» Short task
Search the material below for the word "JSON" and copy every line in which it occurs.

[Figure dataset records]
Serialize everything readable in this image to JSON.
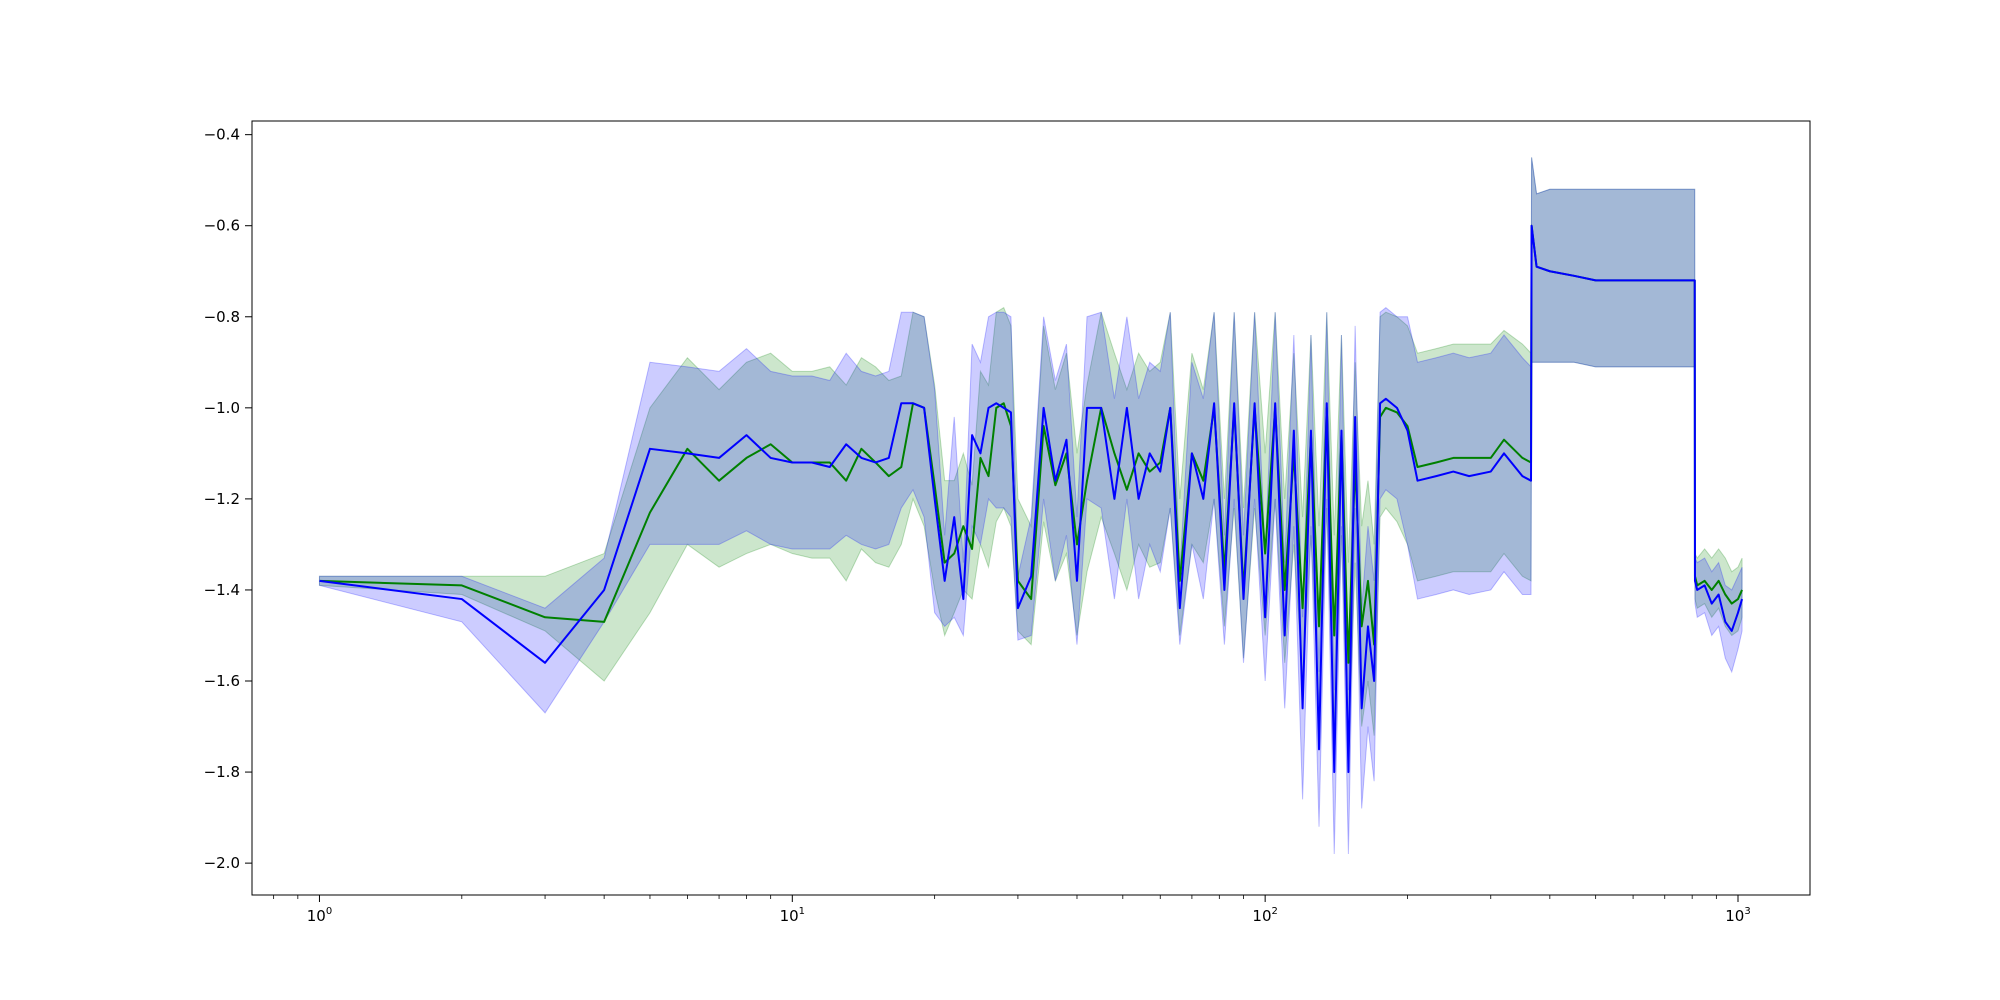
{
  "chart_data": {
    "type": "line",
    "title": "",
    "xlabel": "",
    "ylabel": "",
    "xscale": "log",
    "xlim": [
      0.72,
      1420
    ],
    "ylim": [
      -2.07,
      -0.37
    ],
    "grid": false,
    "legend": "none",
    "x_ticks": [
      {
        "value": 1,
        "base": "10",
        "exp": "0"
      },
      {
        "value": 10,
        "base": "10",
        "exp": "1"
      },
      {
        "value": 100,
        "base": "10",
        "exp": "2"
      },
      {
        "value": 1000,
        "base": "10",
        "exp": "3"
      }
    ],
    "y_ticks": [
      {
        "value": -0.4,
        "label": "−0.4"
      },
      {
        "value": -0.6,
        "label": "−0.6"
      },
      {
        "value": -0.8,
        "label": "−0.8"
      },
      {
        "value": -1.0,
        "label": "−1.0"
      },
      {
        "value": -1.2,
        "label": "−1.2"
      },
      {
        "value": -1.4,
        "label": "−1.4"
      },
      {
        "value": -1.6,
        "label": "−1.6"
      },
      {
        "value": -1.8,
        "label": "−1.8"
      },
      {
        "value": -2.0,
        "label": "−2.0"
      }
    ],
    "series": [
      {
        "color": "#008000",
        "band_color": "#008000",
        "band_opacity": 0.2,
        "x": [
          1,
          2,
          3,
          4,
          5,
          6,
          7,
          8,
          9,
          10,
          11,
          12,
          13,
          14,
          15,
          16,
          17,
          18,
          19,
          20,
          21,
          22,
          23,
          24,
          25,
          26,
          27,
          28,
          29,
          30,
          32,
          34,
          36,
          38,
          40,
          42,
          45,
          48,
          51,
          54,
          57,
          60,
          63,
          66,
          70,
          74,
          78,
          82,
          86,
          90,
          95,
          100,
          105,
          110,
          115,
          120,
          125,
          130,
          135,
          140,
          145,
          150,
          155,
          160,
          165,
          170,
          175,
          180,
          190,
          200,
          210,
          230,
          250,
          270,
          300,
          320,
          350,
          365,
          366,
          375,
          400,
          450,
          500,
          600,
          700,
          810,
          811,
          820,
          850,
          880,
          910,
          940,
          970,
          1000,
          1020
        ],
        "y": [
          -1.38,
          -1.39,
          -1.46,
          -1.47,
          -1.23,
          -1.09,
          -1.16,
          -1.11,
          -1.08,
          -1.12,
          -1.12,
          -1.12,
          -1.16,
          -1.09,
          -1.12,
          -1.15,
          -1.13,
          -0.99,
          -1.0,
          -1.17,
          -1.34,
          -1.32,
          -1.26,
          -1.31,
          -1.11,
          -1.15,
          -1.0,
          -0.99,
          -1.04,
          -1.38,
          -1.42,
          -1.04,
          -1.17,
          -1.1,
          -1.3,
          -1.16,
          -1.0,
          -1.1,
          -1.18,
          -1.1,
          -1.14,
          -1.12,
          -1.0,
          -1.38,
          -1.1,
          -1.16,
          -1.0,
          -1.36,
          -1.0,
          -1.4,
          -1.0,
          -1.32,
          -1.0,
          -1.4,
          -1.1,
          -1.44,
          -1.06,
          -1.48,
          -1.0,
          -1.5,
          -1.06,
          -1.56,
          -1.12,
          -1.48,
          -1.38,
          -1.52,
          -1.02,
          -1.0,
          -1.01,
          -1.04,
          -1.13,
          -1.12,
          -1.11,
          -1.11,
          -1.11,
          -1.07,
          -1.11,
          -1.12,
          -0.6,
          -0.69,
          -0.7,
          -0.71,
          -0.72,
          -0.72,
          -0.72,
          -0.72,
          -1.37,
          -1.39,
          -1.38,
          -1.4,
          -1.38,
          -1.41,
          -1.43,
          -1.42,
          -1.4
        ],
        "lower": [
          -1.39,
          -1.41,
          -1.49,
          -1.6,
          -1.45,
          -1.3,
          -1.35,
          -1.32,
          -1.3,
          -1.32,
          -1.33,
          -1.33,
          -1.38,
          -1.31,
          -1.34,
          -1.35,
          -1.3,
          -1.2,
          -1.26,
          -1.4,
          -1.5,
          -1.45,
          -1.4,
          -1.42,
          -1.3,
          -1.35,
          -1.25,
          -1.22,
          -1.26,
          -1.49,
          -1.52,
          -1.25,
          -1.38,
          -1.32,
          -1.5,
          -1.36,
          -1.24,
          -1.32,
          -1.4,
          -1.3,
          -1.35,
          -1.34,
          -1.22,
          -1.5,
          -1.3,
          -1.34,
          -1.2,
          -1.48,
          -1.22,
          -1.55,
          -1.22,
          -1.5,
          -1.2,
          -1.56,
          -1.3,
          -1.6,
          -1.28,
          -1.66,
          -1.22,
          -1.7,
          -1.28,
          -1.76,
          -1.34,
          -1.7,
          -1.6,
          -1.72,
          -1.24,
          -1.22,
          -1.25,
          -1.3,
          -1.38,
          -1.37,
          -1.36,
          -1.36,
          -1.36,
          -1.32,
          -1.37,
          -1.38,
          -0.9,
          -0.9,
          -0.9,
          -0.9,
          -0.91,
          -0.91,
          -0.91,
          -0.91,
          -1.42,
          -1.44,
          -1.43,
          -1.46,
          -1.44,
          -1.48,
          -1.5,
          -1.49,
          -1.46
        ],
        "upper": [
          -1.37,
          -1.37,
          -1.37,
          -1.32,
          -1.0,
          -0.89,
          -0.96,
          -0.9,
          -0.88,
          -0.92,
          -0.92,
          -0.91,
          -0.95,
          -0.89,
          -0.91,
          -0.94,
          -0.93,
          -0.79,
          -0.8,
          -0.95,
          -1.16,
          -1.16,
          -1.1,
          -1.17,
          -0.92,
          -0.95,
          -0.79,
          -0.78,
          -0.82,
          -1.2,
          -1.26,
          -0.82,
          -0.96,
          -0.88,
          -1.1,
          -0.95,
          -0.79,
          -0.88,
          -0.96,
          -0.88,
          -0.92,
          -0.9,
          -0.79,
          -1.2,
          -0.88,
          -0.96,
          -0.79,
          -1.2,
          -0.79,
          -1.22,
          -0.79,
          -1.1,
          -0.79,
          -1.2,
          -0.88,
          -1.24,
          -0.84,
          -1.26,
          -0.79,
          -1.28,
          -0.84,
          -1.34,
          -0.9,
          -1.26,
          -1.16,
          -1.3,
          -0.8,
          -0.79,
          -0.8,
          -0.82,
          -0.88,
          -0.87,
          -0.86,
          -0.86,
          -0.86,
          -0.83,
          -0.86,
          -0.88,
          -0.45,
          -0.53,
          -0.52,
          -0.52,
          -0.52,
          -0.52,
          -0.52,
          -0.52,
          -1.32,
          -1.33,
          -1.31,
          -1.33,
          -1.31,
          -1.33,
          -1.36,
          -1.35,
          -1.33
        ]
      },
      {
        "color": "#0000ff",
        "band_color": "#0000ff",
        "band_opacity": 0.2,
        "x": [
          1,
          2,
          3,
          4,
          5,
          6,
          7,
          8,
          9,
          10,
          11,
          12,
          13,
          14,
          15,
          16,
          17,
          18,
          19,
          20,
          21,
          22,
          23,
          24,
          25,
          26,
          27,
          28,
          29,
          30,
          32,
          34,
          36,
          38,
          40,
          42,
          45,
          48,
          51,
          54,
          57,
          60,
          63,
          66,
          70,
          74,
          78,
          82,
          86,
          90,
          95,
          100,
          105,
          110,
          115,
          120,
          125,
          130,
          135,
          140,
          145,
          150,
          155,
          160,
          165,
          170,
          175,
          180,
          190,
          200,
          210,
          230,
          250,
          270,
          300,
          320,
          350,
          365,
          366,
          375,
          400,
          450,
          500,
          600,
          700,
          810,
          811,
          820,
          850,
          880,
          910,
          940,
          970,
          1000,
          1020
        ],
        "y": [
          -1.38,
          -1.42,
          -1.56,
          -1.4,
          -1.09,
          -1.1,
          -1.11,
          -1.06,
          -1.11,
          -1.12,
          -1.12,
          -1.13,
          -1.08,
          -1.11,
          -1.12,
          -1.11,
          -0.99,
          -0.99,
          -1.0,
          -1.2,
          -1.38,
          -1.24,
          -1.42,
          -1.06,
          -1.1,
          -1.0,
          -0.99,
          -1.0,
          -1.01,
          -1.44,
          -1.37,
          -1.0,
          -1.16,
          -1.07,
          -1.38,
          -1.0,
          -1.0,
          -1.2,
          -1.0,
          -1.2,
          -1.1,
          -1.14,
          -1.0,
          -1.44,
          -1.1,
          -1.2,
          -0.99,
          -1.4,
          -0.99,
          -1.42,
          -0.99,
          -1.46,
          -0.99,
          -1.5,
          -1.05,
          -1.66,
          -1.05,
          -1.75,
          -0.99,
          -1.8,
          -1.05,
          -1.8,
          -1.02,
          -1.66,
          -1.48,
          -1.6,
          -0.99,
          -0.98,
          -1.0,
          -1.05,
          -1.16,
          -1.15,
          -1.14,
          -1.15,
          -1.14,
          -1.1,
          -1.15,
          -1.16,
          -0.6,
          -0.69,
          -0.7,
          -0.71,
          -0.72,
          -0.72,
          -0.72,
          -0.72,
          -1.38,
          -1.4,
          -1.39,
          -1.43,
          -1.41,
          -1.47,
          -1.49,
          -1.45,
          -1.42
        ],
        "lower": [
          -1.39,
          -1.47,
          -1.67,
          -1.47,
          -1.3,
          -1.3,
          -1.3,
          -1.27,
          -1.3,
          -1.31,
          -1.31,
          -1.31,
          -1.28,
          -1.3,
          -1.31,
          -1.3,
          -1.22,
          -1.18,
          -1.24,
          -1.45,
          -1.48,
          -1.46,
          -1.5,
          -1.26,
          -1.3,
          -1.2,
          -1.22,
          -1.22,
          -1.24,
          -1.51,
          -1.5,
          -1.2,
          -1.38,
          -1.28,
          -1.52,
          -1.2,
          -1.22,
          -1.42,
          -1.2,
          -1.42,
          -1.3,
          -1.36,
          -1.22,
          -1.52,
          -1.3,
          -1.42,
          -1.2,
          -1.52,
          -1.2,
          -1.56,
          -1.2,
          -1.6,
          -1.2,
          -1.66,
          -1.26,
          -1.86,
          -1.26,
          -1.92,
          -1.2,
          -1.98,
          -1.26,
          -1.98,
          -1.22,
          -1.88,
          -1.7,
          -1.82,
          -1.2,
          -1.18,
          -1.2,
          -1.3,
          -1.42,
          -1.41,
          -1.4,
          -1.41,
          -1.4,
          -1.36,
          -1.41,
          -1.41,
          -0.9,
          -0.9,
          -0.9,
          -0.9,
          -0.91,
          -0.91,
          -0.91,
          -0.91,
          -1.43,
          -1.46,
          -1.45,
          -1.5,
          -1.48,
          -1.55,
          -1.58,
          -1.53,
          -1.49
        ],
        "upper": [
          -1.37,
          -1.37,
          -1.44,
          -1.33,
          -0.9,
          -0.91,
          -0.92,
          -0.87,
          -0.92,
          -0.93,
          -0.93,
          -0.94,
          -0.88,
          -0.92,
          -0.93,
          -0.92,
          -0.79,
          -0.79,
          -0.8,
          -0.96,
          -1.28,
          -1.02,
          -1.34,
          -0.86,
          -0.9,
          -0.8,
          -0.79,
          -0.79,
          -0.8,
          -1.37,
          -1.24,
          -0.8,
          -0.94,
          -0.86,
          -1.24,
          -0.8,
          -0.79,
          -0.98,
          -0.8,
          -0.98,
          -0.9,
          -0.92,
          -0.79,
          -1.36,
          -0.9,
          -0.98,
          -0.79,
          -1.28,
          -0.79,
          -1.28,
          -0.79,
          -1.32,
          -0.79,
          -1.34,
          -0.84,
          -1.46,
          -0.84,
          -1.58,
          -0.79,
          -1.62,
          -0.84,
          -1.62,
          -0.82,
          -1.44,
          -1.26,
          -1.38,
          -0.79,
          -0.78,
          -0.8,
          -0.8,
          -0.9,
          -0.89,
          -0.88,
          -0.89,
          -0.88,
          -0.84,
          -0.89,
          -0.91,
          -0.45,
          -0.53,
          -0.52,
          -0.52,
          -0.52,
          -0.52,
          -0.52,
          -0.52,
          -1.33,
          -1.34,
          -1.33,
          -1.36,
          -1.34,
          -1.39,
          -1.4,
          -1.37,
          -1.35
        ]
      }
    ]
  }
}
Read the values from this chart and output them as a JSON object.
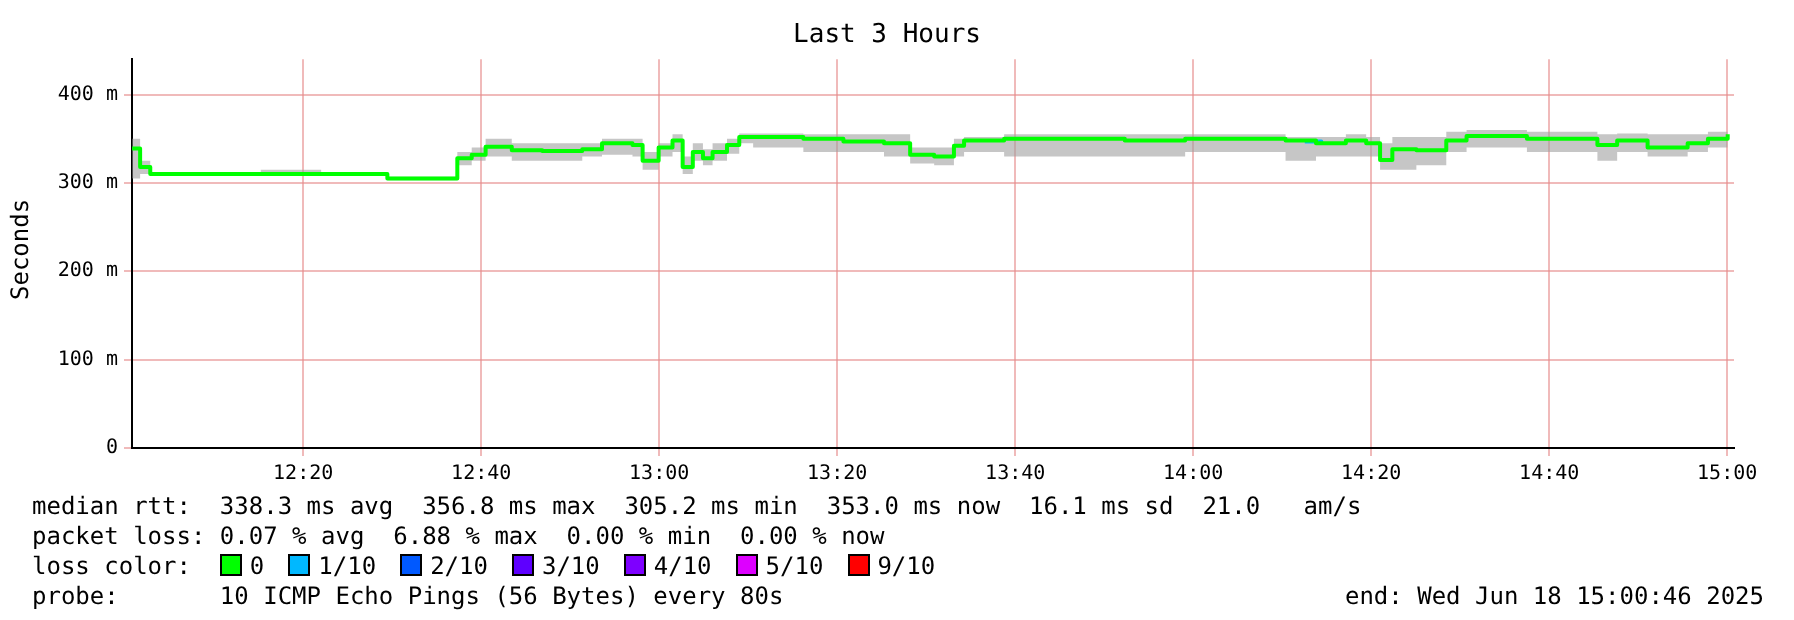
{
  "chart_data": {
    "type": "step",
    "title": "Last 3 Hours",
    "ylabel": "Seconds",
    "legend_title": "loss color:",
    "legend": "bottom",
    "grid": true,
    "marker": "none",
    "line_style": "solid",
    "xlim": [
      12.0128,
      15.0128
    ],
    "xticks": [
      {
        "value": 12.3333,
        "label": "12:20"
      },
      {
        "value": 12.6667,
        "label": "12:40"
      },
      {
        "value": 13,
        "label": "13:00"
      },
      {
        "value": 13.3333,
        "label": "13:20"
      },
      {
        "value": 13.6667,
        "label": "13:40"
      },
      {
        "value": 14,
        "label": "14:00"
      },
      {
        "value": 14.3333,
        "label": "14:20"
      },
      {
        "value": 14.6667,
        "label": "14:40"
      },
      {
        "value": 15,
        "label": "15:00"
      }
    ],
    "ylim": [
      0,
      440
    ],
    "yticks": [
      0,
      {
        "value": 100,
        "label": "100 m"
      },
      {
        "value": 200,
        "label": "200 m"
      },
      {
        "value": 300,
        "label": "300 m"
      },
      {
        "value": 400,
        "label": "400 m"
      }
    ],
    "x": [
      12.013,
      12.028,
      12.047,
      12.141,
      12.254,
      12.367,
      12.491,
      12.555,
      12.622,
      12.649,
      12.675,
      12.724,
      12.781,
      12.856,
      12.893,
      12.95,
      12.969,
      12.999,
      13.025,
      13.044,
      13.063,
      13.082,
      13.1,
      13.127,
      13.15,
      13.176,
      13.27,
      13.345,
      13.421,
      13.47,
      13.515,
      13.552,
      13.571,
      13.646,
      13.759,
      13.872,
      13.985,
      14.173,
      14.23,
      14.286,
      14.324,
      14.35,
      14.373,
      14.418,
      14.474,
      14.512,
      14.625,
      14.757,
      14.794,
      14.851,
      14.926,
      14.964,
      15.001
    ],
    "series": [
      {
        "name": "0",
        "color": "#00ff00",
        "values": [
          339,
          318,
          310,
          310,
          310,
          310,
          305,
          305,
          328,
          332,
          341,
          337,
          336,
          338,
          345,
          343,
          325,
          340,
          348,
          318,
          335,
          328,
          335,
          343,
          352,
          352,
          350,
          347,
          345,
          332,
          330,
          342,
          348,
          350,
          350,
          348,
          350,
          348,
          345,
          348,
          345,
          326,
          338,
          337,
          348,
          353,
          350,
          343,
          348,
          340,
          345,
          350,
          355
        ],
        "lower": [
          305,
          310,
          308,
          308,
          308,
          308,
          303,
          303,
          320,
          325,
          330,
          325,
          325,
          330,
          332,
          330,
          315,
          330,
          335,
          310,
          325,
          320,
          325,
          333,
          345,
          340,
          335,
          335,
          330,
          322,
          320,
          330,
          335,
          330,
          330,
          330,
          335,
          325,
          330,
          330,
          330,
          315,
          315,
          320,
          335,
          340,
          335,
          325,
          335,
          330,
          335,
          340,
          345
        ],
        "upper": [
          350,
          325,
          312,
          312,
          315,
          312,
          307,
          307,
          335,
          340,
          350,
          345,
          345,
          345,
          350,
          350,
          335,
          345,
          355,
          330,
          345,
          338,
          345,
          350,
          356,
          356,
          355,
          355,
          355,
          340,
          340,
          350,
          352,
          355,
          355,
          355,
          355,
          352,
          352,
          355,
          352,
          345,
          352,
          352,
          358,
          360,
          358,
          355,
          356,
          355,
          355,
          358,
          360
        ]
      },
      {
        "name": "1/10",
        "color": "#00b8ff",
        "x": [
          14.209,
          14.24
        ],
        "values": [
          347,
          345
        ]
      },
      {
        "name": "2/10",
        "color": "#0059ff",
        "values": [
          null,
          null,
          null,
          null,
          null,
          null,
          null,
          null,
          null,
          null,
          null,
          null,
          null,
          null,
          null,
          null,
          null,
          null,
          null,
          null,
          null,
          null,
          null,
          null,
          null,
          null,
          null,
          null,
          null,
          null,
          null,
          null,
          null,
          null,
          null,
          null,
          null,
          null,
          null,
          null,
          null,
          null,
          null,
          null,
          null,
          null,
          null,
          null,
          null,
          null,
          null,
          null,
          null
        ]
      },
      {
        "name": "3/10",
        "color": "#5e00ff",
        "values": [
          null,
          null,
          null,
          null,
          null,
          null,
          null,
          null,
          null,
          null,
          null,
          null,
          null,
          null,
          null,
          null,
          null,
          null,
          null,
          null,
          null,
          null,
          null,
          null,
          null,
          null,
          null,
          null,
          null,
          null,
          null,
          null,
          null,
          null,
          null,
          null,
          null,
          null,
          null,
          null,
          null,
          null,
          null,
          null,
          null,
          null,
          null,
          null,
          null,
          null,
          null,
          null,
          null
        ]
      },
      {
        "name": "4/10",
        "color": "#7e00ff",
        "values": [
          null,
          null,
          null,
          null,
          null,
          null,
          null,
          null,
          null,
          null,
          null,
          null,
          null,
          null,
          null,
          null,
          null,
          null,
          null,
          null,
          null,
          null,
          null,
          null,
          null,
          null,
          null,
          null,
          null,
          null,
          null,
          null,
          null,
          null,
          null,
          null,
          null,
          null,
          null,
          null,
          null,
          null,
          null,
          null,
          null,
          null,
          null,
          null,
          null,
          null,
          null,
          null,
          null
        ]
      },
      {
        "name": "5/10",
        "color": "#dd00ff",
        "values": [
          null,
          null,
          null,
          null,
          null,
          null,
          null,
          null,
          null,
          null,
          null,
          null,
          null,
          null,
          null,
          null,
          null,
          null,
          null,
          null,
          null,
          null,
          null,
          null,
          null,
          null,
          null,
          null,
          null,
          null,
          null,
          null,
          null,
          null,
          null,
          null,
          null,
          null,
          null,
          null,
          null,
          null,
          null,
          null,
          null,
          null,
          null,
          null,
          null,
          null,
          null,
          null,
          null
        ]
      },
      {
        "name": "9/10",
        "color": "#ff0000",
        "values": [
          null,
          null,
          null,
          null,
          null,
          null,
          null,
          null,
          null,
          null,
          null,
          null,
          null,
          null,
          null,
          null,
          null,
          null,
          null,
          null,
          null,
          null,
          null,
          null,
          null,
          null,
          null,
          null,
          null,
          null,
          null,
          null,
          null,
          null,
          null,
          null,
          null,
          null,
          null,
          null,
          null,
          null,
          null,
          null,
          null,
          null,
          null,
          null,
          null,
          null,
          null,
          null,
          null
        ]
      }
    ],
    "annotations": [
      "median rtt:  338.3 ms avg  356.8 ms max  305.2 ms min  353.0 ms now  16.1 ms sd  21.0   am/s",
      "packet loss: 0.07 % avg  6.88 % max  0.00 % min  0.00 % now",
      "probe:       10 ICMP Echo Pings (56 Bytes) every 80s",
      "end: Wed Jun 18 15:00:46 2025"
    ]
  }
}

» Full response
Serialize everything readable in this image to JSON.
Read the values from this chart and output them as a JSON object.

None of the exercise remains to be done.